Entries with figure data
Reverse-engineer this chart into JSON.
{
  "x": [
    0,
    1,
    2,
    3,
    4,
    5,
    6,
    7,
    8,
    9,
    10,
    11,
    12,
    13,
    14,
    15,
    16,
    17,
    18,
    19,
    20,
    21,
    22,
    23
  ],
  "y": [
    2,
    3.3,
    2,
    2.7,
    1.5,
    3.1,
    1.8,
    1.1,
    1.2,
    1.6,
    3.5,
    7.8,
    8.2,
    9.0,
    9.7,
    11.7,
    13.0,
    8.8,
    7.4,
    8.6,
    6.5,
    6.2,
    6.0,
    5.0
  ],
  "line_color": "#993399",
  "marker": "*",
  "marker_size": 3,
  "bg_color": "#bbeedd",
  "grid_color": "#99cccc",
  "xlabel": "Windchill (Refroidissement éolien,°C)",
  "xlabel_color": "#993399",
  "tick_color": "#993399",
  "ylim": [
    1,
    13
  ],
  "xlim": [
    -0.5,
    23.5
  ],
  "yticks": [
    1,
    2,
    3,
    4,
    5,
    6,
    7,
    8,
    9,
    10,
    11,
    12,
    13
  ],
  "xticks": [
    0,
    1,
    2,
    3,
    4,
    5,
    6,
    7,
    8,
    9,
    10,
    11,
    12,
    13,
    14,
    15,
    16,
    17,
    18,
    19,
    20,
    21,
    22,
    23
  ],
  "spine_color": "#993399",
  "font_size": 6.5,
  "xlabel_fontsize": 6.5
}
...
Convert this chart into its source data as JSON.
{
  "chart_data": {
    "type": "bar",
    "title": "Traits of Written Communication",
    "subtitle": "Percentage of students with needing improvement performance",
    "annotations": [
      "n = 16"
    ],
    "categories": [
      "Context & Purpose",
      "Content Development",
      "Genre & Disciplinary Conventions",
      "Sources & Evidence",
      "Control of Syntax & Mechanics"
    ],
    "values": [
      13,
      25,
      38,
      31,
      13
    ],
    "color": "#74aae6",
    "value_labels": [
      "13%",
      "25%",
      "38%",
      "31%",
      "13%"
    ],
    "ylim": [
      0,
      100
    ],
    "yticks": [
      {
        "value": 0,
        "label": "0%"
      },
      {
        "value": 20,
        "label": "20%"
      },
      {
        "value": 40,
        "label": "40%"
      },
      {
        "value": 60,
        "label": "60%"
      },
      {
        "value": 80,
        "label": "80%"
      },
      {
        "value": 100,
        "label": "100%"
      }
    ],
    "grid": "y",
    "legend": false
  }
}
...
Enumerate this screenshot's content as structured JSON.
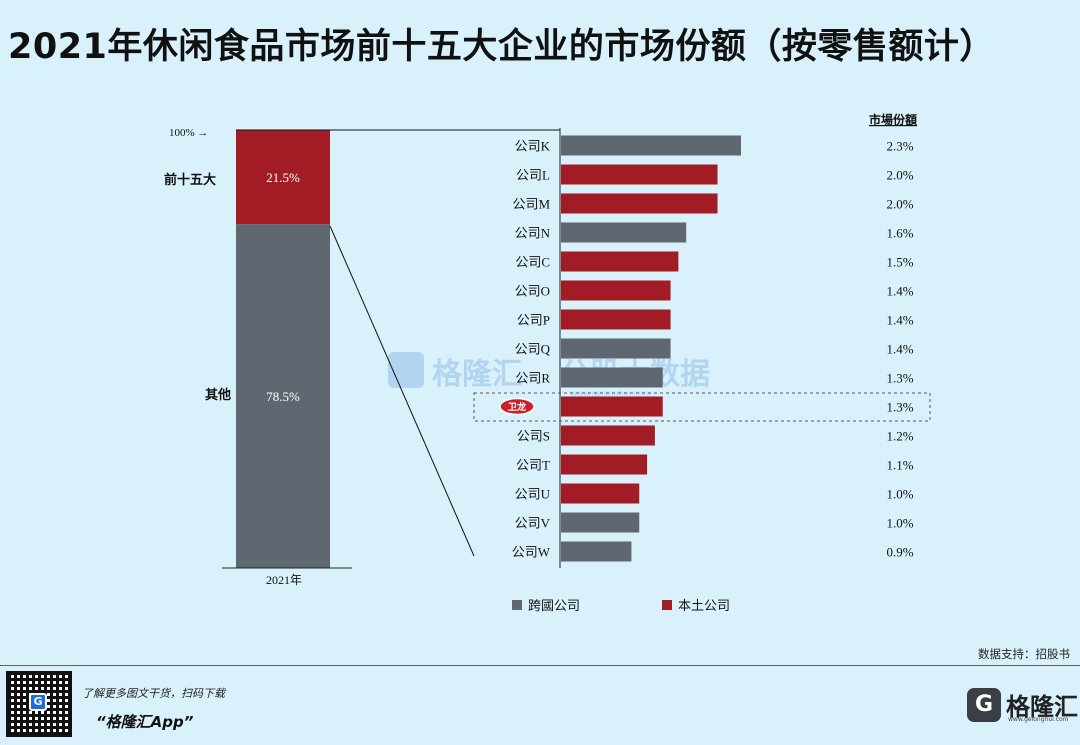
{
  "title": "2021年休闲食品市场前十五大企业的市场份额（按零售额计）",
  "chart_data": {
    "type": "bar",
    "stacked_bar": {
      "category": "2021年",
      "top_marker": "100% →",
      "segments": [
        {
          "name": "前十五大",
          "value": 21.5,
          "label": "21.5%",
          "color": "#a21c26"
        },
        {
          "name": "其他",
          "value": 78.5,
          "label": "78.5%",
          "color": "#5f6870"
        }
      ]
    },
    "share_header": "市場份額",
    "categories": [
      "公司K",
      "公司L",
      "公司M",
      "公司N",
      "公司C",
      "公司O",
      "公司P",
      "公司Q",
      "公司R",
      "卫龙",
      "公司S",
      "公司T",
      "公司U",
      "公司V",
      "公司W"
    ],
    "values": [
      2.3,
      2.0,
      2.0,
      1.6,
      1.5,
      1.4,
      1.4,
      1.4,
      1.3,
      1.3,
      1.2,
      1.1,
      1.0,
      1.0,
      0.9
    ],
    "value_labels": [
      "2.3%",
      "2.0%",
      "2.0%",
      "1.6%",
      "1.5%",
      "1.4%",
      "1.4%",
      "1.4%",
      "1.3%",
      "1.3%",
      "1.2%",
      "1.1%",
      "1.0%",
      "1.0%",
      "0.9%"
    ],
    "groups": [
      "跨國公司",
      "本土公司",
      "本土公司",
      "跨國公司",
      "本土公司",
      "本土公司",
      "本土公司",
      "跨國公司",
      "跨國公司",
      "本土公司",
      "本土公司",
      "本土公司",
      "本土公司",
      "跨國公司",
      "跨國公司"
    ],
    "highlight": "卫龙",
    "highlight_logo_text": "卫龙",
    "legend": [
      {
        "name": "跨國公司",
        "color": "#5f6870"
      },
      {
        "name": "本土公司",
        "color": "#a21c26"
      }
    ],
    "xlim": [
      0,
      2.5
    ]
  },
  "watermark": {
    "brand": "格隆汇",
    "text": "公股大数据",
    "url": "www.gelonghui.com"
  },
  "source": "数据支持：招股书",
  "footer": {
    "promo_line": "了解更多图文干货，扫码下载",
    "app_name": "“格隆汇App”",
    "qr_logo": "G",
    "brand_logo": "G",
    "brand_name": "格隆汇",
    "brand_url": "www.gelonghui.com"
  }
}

- GIVEN EXERCISE
Copy each line that contains the word "into".

- EXERCISE RESULT
Reverse-engineer this chart into JSON.
Convert this chart into its source data as JSON.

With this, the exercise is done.